WORK TO COMPLETE — The data below is to be returned in full and exactly.
━━━
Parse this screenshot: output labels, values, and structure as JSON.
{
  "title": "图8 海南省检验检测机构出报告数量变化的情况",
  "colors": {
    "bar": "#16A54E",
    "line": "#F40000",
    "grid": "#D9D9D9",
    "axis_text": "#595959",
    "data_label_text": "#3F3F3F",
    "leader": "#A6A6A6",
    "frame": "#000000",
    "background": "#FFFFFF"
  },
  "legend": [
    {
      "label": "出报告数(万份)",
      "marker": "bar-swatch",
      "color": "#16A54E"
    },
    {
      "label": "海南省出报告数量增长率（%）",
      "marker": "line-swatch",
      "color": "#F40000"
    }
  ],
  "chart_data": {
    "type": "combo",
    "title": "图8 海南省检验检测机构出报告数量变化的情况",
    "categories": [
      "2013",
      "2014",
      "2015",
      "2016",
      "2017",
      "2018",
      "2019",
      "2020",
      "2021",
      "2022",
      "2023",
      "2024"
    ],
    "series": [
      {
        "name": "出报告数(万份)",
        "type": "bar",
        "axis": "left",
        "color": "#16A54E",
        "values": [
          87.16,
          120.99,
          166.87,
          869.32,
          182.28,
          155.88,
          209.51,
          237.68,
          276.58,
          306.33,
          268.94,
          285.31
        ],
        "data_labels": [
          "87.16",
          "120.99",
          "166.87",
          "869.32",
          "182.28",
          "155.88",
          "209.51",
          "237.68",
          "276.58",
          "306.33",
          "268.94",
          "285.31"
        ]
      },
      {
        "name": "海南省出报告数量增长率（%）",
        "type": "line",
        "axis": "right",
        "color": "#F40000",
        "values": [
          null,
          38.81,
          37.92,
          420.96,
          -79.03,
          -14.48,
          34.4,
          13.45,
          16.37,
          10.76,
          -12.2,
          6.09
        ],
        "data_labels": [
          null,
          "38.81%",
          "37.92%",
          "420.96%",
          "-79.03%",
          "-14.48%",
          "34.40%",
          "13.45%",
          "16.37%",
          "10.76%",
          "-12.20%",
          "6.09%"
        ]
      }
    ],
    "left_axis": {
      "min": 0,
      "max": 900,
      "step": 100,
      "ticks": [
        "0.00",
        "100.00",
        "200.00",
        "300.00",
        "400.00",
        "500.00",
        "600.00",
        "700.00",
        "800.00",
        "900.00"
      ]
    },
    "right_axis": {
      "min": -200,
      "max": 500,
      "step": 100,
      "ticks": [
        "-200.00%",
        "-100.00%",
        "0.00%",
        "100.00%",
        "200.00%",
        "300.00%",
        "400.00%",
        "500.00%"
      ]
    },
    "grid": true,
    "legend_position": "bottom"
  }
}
━━━
SOLUTION FOR THIS PROBLEM —
Parse this screenshot: output labels, values, and structure as JSON.
{
  "title": "图8 海南省检验检测机构出报告数量变化的情况",
  "colors": {
    "bar": "#16A54E",
    "line": "#F40000",
    "grid": "#D9D9D9",
    "axis_text": "#595959",
    "data_label_text": "#3F3F3F",
    "leader": "#A6A6A6",
    "frame": "#000000",
    "background": "#FFFFFF"
  },
  "legend": [
    {
      "label": "出报告数(万份)",
      "marker": "bar-swatch",
      "color": "#16A54E"
    },
    {
      "label": "海南省出报告数量增长率（%）",
      "marker": "line-swatch",
      "color": "#F40000"
    }
  ],
  "chart_data": {
    "type": "combo",
    "title": "图8 海南省检验检测机构出报告数量变化的情况",
    "categories": [
      "2013",
      "2014",
      "2015",
      "2016",
      "2017",
      "2018",
      "2019",
      "2020",
      "2021",
      "2022",
      "2023",
      "2024"
    ],
    "series": [
      {
        "name": "出报告数(万份)",
        "type": "bar",
        "axis": "left",
        "color": "#16A54E",
        "values": [
          87.16,
          120.99,
          166.87,
          869.32,
          182.28,
          155.88,
          209.51,
          237.68,
          276.58,
          306.33,
          268.94,
          285.31
        ],
        "data_labels": [
          "87.16",
          "120.99",
          "166.87",
          "869.32",
          "182.28",
          "155.88",
          "209.51",
          "237.68",
          "276.58",
          "306.33",
          "268.94",
          "285.31"
        ]
      },
      {
        "name": "海南省出报告数量增长率（%）",
        "type": "line",
        "axis": "right",
        "color": "#F40000",
        "values": [
          null,
          38.81,
          37.92,
          420.96,
          -79.03,
          -14.48,
          34.4,
          13.45,
          16.37,
          10.76,
          -12.2,
          6.09
        ],
        "data_labels": [
          null,
          "38.81%",
          "37.92%",
          "420.96%",
          "-79.03%",
          "-14.48%",
          "34.40%",
          "13.45%",
          "16.37%",
          "10.76%",
          "-12.20%",
          "6.09%"
        ]
      }
    ],
    "left_axis": {
      "min": 0,
      "max": 900,
      "step": 100,
      "ticks": [
        "0.00",
        "100.00",
        "200.00",
        "300.00",
        "400.00",
        "500.00",
        "600.00",
        "700.00",
        "800.00",
        "900.00"
      ]
    },
    "right_axis": {
      "min": -200,
      "max": 500,
      "step": 100,
      "ticks": [
        "-200.00%",
        "-100.00%",
        "0.00%",
        "100.00%",
        "200.00%",
        "300.00%",
        "400.00%",
        "500.00%"
      ]
    },
    "grid": true,
    "legend_position": "bottom"
  }
}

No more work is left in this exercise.